*Directive*: Provide an exact transcription of all the records.

---- Records to process

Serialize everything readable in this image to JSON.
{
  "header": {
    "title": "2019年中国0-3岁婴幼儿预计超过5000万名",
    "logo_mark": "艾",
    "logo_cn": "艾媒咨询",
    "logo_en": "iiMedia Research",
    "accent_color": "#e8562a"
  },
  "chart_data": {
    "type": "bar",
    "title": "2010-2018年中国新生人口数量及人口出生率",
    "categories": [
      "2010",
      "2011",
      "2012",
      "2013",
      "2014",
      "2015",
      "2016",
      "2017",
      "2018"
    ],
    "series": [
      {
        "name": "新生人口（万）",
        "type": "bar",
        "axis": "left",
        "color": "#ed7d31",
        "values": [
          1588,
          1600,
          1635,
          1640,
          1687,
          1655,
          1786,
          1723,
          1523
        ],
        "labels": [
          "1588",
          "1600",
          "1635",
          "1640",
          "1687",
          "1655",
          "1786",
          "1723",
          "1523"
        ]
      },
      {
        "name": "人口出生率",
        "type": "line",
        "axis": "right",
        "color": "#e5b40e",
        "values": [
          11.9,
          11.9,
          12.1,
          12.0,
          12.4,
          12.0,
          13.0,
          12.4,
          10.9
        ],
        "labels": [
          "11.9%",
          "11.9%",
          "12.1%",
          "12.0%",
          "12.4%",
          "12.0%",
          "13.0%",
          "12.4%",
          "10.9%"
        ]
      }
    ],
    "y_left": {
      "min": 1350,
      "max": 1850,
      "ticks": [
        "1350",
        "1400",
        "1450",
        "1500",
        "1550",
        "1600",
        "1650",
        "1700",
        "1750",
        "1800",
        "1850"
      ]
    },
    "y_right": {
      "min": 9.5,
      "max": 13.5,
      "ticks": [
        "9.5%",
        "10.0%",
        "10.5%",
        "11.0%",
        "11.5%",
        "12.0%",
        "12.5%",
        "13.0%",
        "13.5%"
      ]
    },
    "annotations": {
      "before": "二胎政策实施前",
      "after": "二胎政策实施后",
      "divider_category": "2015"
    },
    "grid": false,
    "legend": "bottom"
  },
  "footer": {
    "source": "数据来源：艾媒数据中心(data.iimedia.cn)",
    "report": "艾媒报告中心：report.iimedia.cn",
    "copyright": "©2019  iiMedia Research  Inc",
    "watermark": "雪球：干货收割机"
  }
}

--------

*Written solution*:
Serialize everything readable in this image to JSON.
{
  "header": {
    "title": "2019年中国0-3岁婴幼儿预计超过5000万名",
    "logo_mark": "艾",
    "logo_cn": "艾媒咨询",
    "logo_en": "iiMedia Research",
    "accent_color": "#e8562a"
  },
  "chart_data": {
    "type": "bar",
    "title": "2010-2018年中国新生人口数量及人口出生率",
    "categories": [
      "2010",
      "2011",
      "2012",
      "2013",
      "2014",
      "2015",
      "2016",
      "2017",
      "2018"
    ],
    "series": [
      {
        "name": "新生人口（万）",
        "type": "bar",
        "axis": "left",
        "color": "#ed7d31",
        "values": [
          1588,
          1600,
          1635,
          1640,
          1687,
          1655,
          1786,
          1723,
          1523
        ],
        "labels": [
          "1588",
          "1600",
          "1635",
          "1640",
          "1687",
          "1655",
          "1786",
          "1723",
          "1523"
        ]
      },
      {
        "name": "人口出生率",
        "type": "line",
        "axis": "right",
        "color": "#e5b40e",
        "values": [
          11.9,
          11.9,
          12.1,
          12.0,
          12.4,
          12.0,
          13.0,
          12.4,
          10.9
        ],
        "labels": [
          "11.9%",
          "11.9%",
          "12.1%",
          "12.0%",
          "12.4%",
          "12.0%",
          "13.0%",
          "12.4%",
          "10.9%"
        ]
      }
    ],
    "y_left": {
      "min": 1350,
      "max": 1850,
      "ticks": [
        "1350",
        "1400",
        "1450",
        "1500",
        "1550",
        "1600",
        "1650",
        "1700",
        "1750",
        "1800",
        "1850"
      ]
    },
    "y_right": {
      "min": 9.5,
      "max": 13.5,
      "ticks": [
        "9.5%",
        "10.0%",
        "10.5%",
        "11.0%",
        "11.5%",
        "12.0%",
        "12.5%",
        "13.0%",
        "13.5%"
      ]
    },
    "annotations": {
      "before": "二胎政策实施前",
      "after": "二胎政策实施后",
      "divider_category": "2015"
    },
    "grid": false,
    "legend": "bottom"
  },
  "footer": {
    "source": "数据来源：艾媒数据中心(data.iimedia.cn)",
    "report": "艾媒报告中心：report.iimedia.cn",
    "copyright": "©2019  iiMedia Research  Inc",
    "watermark": "雪球：干货收割机"
  }
}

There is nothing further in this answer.